▶ What is required:
Report how many lines contain "Netscape"; state the number and nothing else.

▶ Records provided:
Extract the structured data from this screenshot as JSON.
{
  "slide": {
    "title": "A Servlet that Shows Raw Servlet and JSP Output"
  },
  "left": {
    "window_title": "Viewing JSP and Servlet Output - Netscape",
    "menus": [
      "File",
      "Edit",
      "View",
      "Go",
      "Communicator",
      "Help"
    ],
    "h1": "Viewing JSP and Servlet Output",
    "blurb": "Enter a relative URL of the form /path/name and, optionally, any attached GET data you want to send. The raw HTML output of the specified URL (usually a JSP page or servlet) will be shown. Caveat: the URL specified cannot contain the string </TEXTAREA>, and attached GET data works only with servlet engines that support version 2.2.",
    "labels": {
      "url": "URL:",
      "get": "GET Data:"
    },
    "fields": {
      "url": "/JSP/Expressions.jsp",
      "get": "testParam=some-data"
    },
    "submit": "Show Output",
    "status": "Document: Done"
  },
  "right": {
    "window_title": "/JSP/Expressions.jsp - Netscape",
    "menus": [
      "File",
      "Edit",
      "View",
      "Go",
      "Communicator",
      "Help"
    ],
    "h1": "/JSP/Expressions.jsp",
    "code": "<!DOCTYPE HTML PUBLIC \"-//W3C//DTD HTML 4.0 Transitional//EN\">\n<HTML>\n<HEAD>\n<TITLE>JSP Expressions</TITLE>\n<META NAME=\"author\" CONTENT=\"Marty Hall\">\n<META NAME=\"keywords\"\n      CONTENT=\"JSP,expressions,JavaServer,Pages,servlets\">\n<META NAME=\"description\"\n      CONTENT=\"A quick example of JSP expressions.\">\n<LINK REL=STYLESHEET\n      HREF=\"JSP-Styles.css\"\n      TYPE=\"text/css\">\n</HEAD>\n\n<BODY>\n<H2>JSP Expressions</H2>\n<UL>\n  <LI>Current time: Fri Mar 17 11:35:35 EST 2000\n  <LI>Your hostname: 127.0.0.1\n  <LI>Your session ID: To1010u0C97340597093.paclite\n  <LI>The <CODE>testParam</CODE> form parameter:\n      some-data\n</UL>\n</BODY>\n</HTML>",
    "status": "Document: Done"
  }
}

▶ Solution for this exercise:
2